## JOBS
(a) Reproduce the passage on the Choukoutien fossil remains from "Weidenreich then proceeds" up to and including "he observes: (181)", copying it word for word.
(b) Continue the passage on the Choukoutien fossil remains from where it stops.

## DOCUMENT EXTRACT
========================================

Study of these remains has produced some remarkably interesting facts. The most important in the present context is that, judged by cranial form, we have in this one family a representative Neanderthal Man, a "Melanesian" woman who reminds us of the Ainu, a Mongolian Type, and another who is rather similar to the modern Eskimo woman. In commenting on these finds, Weidenreich expressed his amazement at the range of variation: (179)

The surprising fact is not the occurrence of palaeolithic types of modern man which resemble racial types of today, but their assemblage in one place and even in a single family, considering that these types are found today settled in far remote regions.

Forms similar to that of the "Old Man," as he had been named, have been found in Upper Palaeolithic, western Europe and northern Africa; those closely resembling the Melanesian type, in the neolithic of Indo-China, among the ancient skulls from the Cave of Lagoa Santa in Brazil, and in the Melanesian population of today; those closely resembling the Eskimo type occur among the pre-Columbian Amerindians of Mexico and other places in North America, and among the Eskimos of western Greenland of today.

Weidenreich then proceeds to point out subsequently that the upper Palaeolithic melting-pot of Choukoutien "does not stand alone." (180) In Obercassel in the Rhine Valley were found two skeletons, an old male and a younger female, in a tomb of about the same period as the burial in Choukoutien. He says, "The skulls are so different in appearance that one would not hesitate to assign them to two races if they came from separate localities." So confused is the picture now presented that he observes: (181)

Physical anthropologists have gotten into a blind alley so far as the definition and the range of individual human races and their history is concerned.

But one cannot push aside a whole problem because the methods applied and accepted as historically sacred have gone awry.

This extraordinary variability nevertheless still permits the establishment of lines of relationship which appear to crisscross in every direction as a dense network of evidence that these fossil remains, for the most part, belong to a single family.

========================================

## RECORDS PROVIDED

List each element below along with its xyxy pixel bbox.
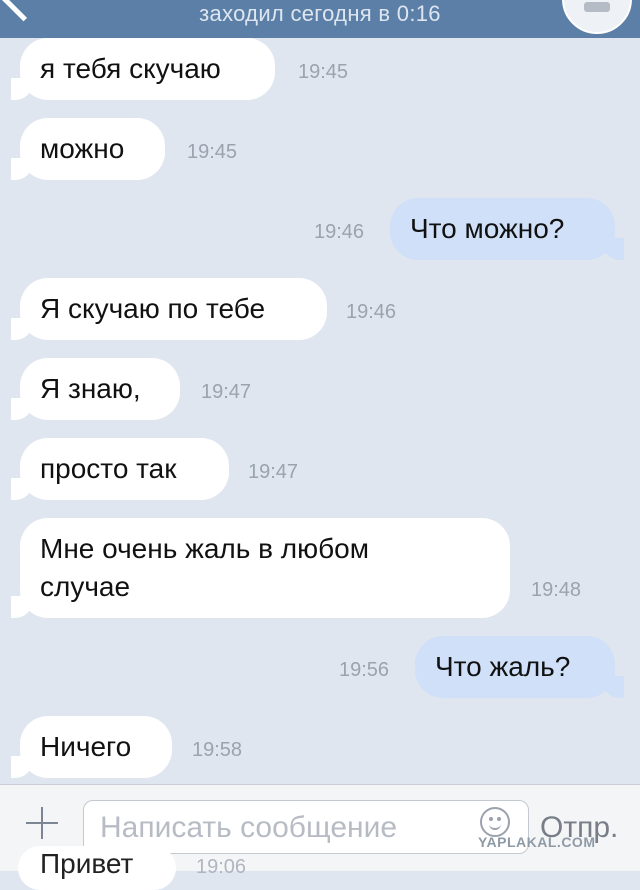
message-text: Ничего — [40, 731, 132, 762]
smiley-icon[interactable] — [480, 807, 510, 837]
message-text: я тебя скучаю — [40, 53, 221, 84]
previous-message-text: Привет — [40, 848, 134, 879]
message-text: просто так — [40, 453, 177, 484]
message-bubble-outgoing[interactable]: Что жаль? — [415, 636, 624, 698]
avatar[interactable] — [562, 0, 632, 34]
message-text: Я скучаю по тебе — [40, 293, 266, 324]
message-time: 19:47 — [248, 461, 299, 483]
message-time: 19:45 — [298, 61, 349, 83]
message-bubble-incoming[interactable]: Я знаю, — [11, 358, 180, 420]
avatar-icon — [584, 2, 610, 12]
watermark: YAPLAKAL.COM — [478, 834, 596, 850]
message-text-line: случае — [40, 571, 131, 602]
message-bubble-outgoing[interactable]: Что можно? — [390, 198, 624, 260]
message-input-placeholder: Написать сообщение — [100, 811, 398, 844]
message-time: 19:46 — [346, 301, 397, 323]
message-text: можно — [40, 133, 125, 164]
message-text: Что можно? — [410, 213, 565, 244]
message-bubble-incoming[interactable]: я тебя скучаю — [11, 38, 275, 100]
previous-message-time: 19:06 — [196, 856, 247, 878]
message-time: 19:56 — [339, 659, 390, 681]
message-time: 19:58 — [192, 739, 243, 761]
message-time: 19:46 — [314, 221, 365, 243]
chat-header: заходил сегодня в 0:16 — [0, 0, 640, 38]
message-time: 19:45 — [187, 141, 238, 163]
message-time: 19:48 — [531, 579, 582, 601]
message-time: 19:47 — [201, 381, 252, 403]
message-bubble-incoming[interactable]: Я скучаю по тебе — [11, 278, 327, 340]
smiley-mouth — [489, 821, 501, 830]
message-bubble-incoming[interactable]: Мне очень жаль в любом случае — [11, 518, 510, 618]
message-list[interactable]: я тебя скучаю 19:45 можно 19:45 19:46 Чт… — [0, 38, 640, 784]
message-bubble-incoming[interactable]: Ничего — [11, 716, 172, 778]
message-bubble-incoming[interactable]: просто так — [11, 438, 229, 500]
message-bubble-incoming[interactable]: можно — [11, 118, 165, 180]
message-text: Я знаю, — [40, 373, 141, 404]
plus-icon[interactable] — [26, 807, 58, 839]
message-text: Что жаль? — [435, 651, 571, 682]
last-seen-status: заходил сегодня в 0:16 — [199, 1, 441, 26]
message-text-line: Мне очень жаль в любом — [40, 533, 369, 564]
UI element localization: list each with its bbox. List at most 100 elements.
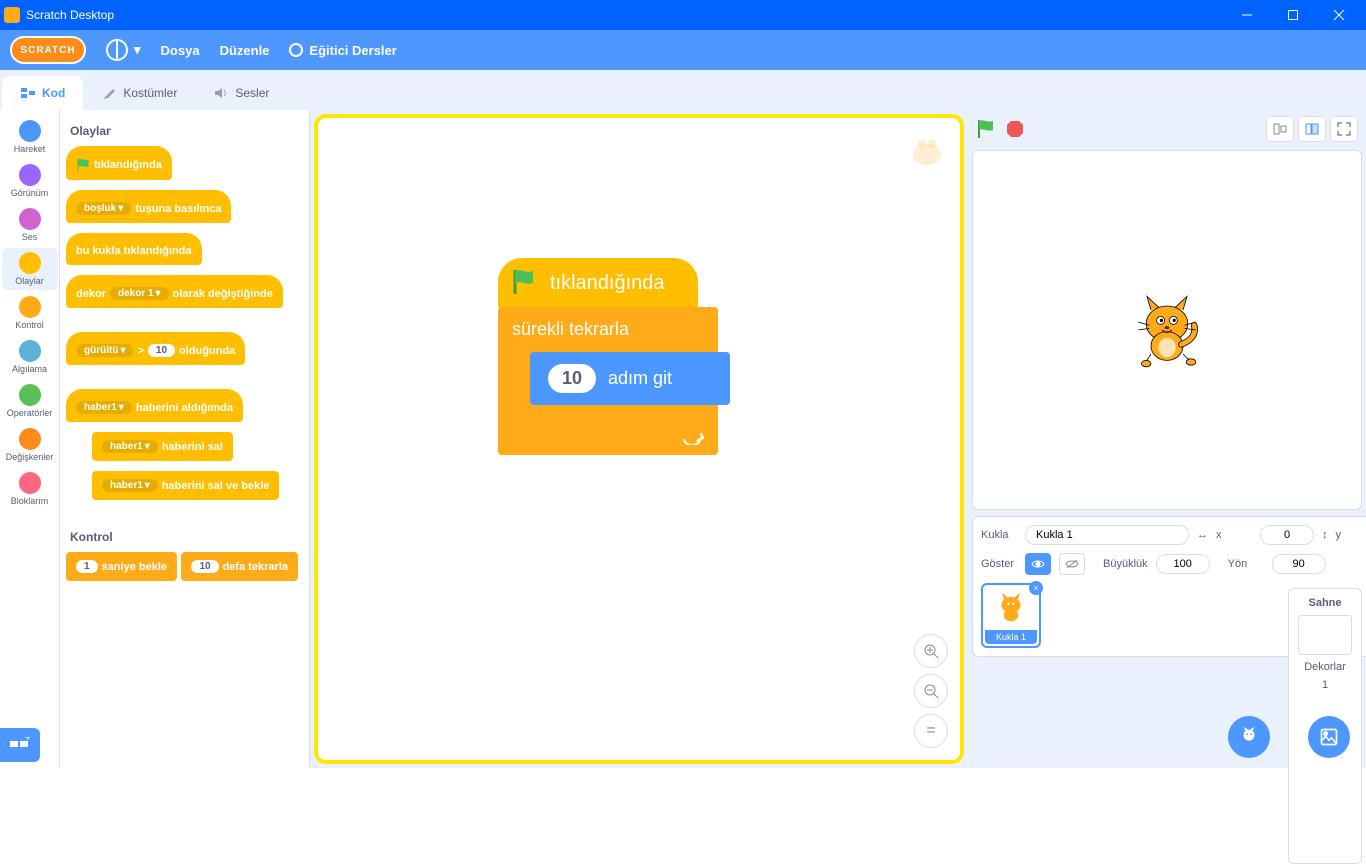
message-dropdown[interactable]: haber1 ▾ bbox=[102, 479, 158, 492]
message-dropdown[interactable]: haber1 ▾ bbox=[102, 440, 158, 453]
category-değişkenler[interactable]: Değişkenler bbox=[2, 424, 58, 466]
add-sprite-button[interactable] bbox=[1228, 716, 1270, 758]
hide-button[interactable] bbox=[1059, 553, 1085, 575]
stage[interactable] bbox=[972, 150, 1362, 510]
category-hareket[interactable]: Hareket bbox=[2, 116, 58, 158]
cat-thumb-icon bbox=[986, 587, 1036, 627]
block-when-backdrop-switches[interactable]: dekor dekor 1 ▾ olarak değiştiğinde bbox=[66, 275, 283, 308]
stage-small-button[interactable] bbox=[1266, 116, 1294, 142]
block-when-flag-clicked[interactable]: tıklandığında bbox=[66, 146, 172, 180]
category-ses[interactable]: Ses bbox=[2, 204, 58, 246]
script-forever[interactable]: sürekli tekrarla 10 adım git bbox=[498, 307, 718, 455]
edit-menu[interactable]: Düzenle bbox=[220, 43, 270, 58]
tab-costumes[interactable]: Kostümler bbox=[83, 76, 195, 110]
block-label: adım git bbox=[608, 368, 672, 389]
extensions-button[interactable]: + bbox=[0, 728, 40, 762]
code-icon bbox=[20, 85, 36, 101]
show-label: Göster bbox=[981, 558, 1017, 570]
bulb-icon bbox=[289, 43, 303, 57]
category-bloklarım[interactable]: Bloklarım bbox=[2, 468, 58, 510]
add-backdrop-button[interactable] bbox=[1308, 716, 1350, 758]
block-label: tıklandığında bbox=[550, 272, 665, 294]
category-olaylar[interactable]: Olaylar bbox=[2, 248, 58, 290]
events-heading: Olaylar bbox=[70, 124, 303, 138]
zoom-controls: = bbox=[914, 634, 948, 748]
green-flag-icon bbox=[76, 158, 90, 172]
stage-large-button[interactable] bbox=[1298, 116, 1326, 142]
delete-sprite-button[interactable]: × bbox=[1029, 581, 1043, 595]
sprite-tile[interactable]: × Kukla 1 bbox=[981, 583, 1041, 648]
block-wait[interactable]: 1 saniye bekle bbox=[66, 552, 177, 581]
category-label: Kontrol bbox=[15, 320, 44, 330]
category-kontrol[interactable]: Kontrol bbox=[2, 292, 58, 334]
value-input[interactable]: 10 bbox=[191, 560, 218, 573]
tab-code-label: Kod bbox=[42, 86, 65, 100]
script-hat-flag[interactable]: tıklandığında bbox=[498, 258, 698, 309]
value-input[interactable]: 10 bbox=[148, 344, 175, 357]
key-dropdown[interactable]: boşluk ▾ bbox=[76, 202, 131, 215]
tab-code[interactable]: Kod bbox=[2, 76, 83, 110]
backdrop-thumbnail[interactable] bbox=[1298, 615, 1352, 655]
show-button[interactable] bbox=[1025, 553, 1051, 575]
block-label: bu kukla tıklandığında bbox=[76, 245, 192, 257]
fullscreen-button[interactable] bbox=[1330, 116, 1358, 142]
block-broadcast[interactable]: haber1 ▾ haberini sal bbox=[92, 432, 233, 461]
language-menu[interactable]: ▾ bbox=[106, 39, 141, 61]
maximize-button[interactable] bbox=[1270, 0, 1316, 30]
sprite-name-input[interactable] bbox=[1025, 525, 1189, 545]
minimize-button[interactable] bbox=[1224, 0, 1270, 30]
green-flag-button[interactable] bbox=[976, 118, 996, 140]
app-icon bbox=[4, 7, 20, 23]
script-stack[interactable]: tıklandığında sürekli tekrarla 10 adım g… bbox=[498, 258, 718, 455]
sprite-name-label: Kukla bbox=[981, 529, 1017, 541]
value-input[interactable]: 10 bbox=[548, 364, 596, 393]
message-dropdown[interactable]: haber1 ▾ bbox=[76, 401, 132, 414]
tab-sounds-label: Sesler bbox=[235, 86, 269, 100]
category-dot-icon bbox=[19, 164, 41, 186]
code-workspace[interactable]: tıklandığında sürekli tekrarla 10 adım g… bbox=[314, 114, 964, 764]
zoom-in-button[interactable] bbox=[914, 634, 948, 668]
tutorials-button[interactable]: Eğitici Dersler bbox=[289, 43, 396, 58]
category-label: Operatörler bbox=[7, 408, 53, 418]
backdrop-dropdown[interactable]: dekor 1 ▾ bbox=[110, 287, 169, 300]
category-dot-icon bbox=[19, 252, 41, 274]
block-repeat[interactable]: 10 defa tekrarla bbox=[181, 552, 298, 581]
file-menu[interactable]: Dosya bbox=[161, 43, 200, 58]
x-input[interactable] bbox=[1260, 525, 1314, 545]
block-when-sprite-clicked[interactable]: bu kukla tıklandığında bbox=[66, 233, 202, 265]
loudness-dropdown[interactable]: gürültü ▾ bbox=[76, 344, 133, 357]
block-label: tuşuna basılınca bbox=[135, 203, 221, 215]
category-dot-icon bbox=[19, 340, 41, 362]
block-when-key-pressed[interactable]: boşluk ▾ tuşuna basılınca bbox=[66, 190, 231, 223]
block-label: sürekli tekrarla bbox=[512, 319, 629, 339]
block-when-receive[interactable]: haber1 ▾ haberini aldığımda bbox=[66, 389, 243, 422]
value-input[interactable]: 1 bbox=[76, 560, 98, 573]
category-label: Olaylar bbox=[15, 276, 44, 286]
tab-sounds[interactable]: Sesler bbox=[195, 76, 287, 110]
block-when-loudness[interactable]: gürültü ▾ > 10 olduğunda bbox=[66, 332, 245, 365]
brush-icon bbox=[101, 85, 117, 101]
block-broadcast-wait[interactable]: haber1 ▾ haberini sal ve bekle bbox=[92, 471, 279, 500]
size-input[interactable] bbox=[1156, 554, 1210, 574]
script-move-steps[interactable]: 10 adım git bbox=[530, 352, 730, 405]
direction-label: Yön bbox=[1228, 558, 1264, 570]
block-label: haberini sal bbox=[162, 441, 223, 453]
cat-sprite-icon[interactable] bbox=[1127, 290, 1207, 370]
sound-icon bbox=[213, 85, 229, 101]
category-label: Hareket bbox=[14, 144, 46, 154]
category-dot-icon bbox=[19, 296, 41, 318]
block-label: tıklandığında bbox=[94, 159, 162, 171]
category-algılama[interactable]: Algılama bbox=[2, 336, 58, 378]
zoom-reset-button[interactable]: = bbox=[914, 714, 948, 748]
direction-input[interactable] bbox=[1272, 554, 1326, 574]
category-operatörler[interactable]: Operatörler bbox=[2, 380, 58, 422]
scratch-logo[interactable]: SCRATCH bbox=[10, 36, 86, 64]
close-button[interactable] bbox=[1316, 0, 1362, 30]
category-label: Görünüm bbox=[11, 188, 49, 198]
zoom-out-button[interactable] bbox=[914, 674, 948, 708]
menubar: SCRATCH ▾ Dosya Düzenle Eğitici Dersler bbox=[0, 30, 1366, 70]
stop-button[interactable] bbox=[1006, 120, 1024, 138]
sprite-tile-label: Kukla 1 bbox=[985, 630, 1037, 644]
block-palette[interactable]: Olaylar tıklandığında boşluk ▾ tuşuna ba… bbox=[60, 110, 310, 768]
category-görünüm[interactable]: Görünüm bbox=[2, 160, 58, 202]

========================================

## OUTPUTS
(a)
Weidenreich then proceeds to point out subsequently that the upper Palaeolithic melting-pot of Choukoutien "does not stand alone." (180) In Obercassel in the Rhine Valley were found two skeletons, an old male and a younger female, in a tomb of about the same period as the burial in Choukoutien. He says, "The skulls are so different in appearance that one would not hesitate to assign them to two races if they came from separate localities." So confused is the picture now presented that he observes: (181)

(b)
Griffith Taylor links together Melanesians, Negroes, and American Indians. (182) The same authority proposes a relationship between Java Man and Rhodesian man. (183) He relates certain Swiss tribes which seem to be a pocket of an older racial stock with the people of northern China, the Sudanese, the Bushmen of South Africa, and the Aeta of the Philippines. (184) He would also link the Predmost Skull to Aurignacian folk and to the Australoids. (185) Macgowan (186) and Montagu (187) are convinced that the aboriginal populations of central and southern America contain an element of Negroid as well as Australoid people. Grimaldi Man is almost universally admitted to have been Negroid even though his remains lie in Europe, (188) and indeed so widespread is the Negroid type that even Pithecanthropus erectus was identified as Negroid by Buyssens. (189)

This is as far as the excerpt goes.